Extracted records

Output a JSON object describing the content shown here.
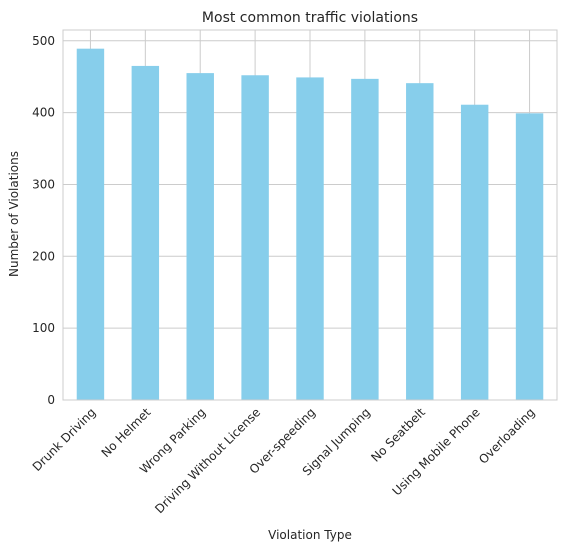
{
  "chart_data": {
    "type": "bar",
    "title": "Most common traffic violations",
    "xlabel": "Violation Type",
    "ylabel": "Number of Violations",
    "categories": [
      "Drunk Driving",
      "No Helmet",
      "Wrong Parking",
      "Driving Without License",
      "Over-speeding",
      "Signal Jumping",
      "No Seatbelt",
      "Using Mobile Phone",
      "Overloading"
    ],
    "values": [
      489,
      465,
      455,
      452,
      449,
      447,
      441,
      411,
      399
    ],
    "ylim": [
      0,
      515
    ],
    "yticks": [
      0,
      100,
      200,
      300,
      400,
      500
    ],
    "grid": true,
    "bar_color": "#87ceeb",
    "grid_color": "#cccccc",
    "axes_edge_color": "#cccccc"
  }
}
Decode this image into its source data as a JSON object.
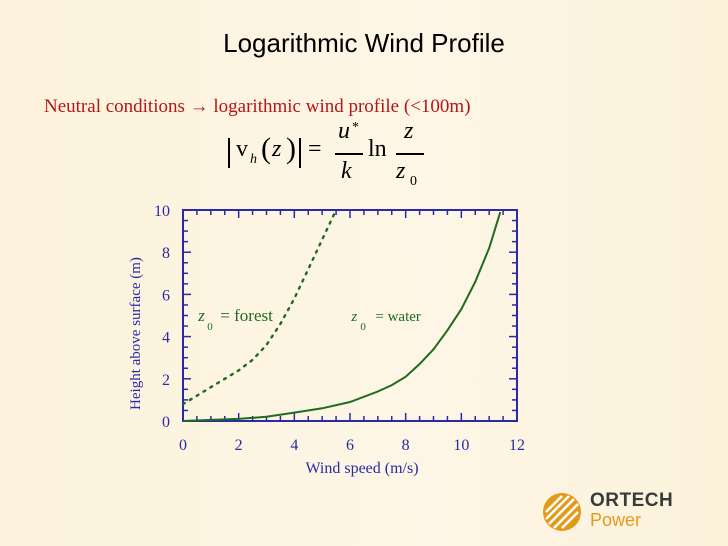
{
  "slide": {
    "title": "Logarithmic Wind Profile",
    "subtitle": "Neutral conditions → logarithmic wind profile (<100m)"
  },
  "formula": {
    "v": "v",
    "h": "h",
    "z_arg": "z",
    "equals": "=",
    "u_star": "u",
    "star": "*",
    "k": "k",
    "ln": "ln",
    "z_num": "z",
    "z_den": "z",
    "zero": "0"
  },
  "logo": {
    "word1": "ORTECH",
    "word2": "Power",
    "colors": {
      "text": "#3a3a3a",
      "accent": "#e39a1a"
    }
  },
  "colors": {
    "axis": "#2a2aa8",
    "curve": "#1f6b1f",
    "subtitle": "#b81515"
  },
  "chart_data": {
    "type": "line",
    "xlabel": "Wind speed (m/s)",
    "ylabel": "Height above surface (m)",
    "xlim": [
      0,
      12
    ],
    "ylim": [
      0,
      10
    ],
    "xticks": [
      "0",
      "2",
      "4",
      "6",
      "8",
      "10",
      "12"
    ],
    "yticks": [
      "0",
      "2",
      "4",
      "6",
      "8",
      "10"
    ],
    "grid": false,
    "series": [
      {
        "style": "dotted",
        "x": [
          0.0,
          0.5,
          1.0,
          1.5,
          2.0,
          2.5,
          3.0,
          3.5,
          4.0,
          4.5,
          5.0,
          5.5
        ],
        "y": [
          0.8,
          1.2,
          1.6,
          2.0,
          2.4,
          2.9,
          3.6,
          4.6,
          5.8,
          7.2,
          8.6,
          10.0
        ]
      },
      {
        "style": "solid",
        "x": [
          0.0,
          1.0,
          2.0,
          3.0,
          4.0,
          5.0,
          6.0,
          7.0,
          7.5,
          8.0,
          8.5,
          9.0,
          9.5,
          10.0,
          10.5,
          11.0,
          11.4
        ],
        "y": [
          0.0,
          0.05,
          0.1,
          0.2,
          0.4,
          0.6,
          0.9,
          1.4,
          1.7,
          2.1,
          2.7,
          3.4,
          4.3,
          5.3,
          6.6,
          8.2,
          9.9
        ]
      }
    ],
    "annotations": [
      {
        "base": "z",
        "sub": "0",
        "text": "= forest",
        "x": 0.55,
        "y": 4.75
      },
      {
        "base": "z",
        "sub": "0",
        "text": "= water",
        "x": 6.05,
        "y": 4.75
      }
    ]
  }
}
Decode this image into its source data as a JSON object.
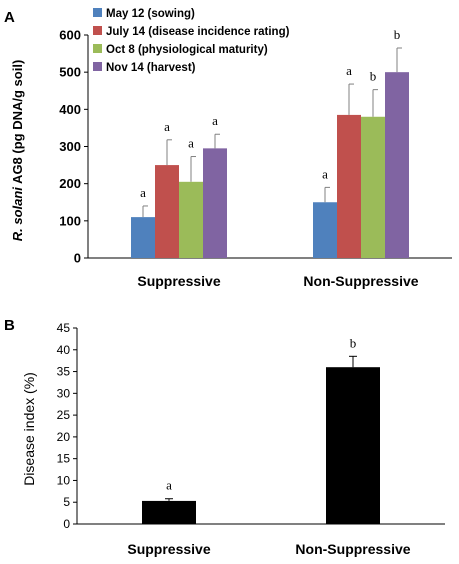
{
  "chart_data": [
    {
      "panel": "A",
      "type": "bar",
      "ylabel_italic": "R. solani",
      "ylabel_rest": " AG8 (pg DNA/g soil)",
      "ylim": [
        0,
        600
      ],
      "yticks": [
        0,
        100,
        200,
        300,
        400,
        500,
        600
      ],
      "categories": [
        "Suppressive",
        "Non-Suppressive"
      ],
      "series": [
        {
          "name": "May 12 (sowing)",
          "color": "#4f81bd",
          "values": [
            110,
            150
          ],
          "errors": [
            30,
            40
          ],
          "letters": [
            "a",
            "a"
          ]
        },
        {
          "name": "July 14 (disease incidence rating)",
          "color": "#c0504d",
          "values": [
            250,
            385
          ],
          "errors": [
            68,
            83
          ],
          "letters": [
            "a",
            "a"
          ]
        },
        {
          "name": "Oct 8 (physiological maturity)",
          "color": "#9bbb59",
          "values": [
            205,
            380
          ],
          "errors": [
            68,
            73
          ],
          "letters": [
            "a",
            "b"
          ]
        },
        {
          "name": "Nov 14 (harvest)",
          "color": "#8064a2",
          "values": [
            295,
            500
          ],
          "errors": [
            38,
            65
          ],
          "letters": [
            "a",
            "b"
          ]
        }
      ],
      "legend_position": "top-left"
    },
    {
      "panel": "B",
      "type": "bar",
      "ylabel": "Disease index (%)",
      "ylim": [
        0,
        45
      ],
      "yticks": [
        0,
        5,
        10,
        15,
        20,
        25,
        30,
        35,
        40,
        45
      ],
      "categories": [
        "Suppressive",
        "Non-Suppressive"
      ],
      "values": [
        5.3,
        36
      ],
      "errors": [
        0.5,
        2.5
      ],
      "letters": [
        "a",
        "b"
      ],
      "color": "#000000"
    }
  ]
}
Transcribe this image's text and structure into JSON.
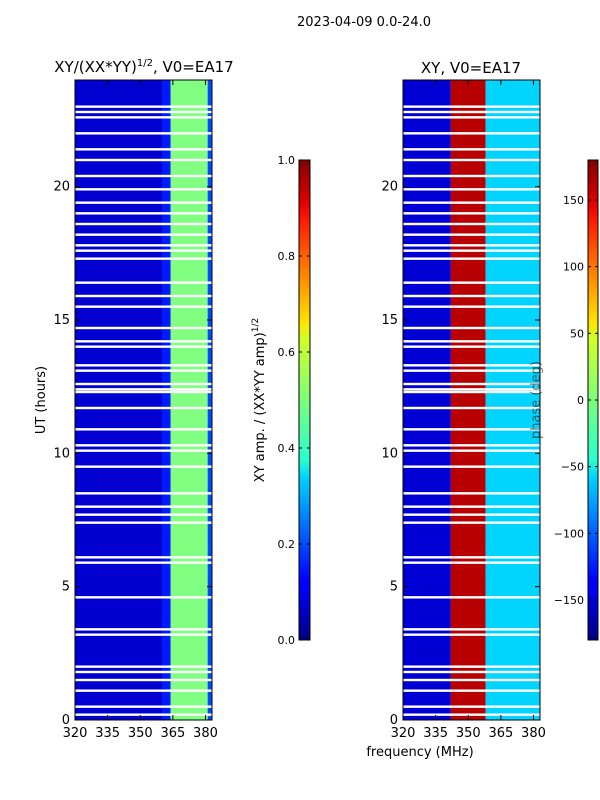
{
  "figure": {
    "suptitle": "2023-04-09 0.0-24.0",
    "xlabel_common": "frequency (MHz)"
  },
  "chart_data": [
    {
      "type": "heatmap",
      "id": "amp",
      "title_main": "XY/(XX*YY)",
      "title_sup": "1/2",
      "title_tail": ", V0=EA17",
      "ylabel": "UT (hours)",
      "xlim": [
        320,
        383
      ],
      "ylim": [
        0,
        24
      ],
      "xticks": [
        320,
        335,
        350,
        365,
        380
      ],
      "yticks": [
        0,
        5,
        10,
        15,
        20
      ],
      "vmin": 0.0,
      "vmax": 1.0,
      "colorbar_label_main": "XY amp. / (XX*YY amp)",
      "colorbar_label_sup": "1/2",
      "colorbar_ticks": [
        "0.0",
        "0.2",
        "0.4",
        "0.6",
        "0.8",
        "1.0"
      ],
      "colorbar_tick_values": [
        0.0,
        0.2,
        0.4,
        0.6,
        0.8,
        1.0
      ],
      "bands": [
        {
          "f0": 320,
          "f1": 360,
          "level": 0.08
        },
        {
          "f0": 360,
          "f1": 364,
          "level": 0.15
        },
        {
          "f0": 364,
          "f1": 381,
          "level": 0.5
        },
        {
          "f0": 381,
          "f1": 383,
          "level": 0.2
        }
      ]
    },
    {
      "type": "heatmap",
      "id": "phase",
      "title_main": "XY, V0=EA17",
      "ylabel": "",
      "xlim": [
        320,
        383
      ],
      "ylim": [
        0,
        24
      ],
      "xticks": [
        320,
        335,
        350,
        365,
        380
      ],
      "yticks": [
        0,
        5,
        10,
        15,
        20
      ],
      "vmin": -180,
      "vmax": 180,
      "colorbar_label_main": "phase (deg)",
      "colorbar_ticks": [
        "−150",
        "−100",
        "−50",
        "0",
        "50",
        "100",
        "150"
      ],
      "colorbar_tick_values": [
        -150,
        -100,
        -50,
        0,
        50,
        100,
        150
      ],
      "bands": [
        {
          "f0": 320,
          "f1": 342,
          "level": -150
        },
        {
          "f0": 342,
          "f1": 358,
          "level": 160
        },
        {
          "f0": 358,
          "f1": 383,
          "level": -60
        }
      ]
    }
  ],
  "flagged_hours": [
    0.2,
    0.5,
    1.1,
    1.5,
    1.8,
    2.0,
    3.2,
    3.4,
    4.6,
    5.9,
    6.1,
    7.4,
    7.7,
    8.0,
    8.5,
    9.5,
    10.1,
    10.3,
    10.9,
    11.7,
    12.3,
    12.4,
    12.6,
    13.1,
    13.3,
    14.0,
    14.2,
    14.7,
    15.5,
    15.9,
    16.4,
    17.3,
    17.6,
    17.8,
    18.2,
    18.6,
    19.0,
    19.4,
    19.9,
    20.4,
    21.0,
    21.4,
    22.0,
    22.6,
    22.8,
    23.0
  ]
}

• _DIRECTIVE_:
Show every line from the listing above in which the string "Driving" appears.

• _SOLVED EXERCISE_:
      "Drunk Driving",
      "Driving Without License",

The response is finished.